**Rows from a dataset**
** Start **

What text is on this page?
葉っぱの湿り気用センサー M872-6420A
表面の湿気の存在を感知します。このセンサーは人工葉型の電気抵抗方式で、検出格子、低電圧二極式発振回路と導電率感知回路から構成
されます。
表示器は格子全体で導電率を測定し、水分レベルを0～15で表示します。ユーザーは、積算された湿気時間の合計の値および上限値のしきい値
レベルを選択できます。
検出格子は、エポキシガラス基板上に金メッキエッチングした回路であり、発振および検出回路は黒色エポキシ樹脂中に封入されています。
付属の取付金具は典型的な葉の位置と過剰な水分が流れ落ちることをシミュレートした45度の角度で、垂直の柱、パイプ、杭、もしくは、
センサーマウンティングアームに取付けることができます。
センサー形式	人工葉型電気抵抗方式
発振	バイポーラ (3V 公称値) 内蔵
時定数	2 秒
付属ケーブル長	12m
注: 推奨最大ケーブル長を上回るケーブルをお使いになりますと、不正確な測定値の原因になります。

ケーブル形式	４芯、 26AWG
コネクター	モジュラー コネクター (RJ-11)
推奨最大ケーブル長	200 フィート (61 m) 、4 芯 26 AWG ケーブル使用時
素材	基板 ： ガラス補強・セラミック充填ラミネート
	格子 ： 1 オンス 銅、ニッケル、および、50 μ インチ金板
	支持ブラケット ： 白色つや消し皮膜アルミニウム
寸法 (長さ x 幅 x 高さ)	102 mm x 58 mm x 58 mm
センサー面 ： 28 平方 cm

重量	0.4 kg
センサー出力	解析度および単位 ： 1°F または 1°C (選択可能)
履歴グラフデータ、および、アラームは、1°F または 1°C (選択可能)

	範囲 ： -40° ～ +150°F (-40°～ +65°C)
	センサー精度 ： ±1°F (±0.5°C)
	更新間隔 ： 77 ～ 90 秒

** End **

Output nothing but the number of lines in the data containing the string "選択可能".

**Exercise response**
2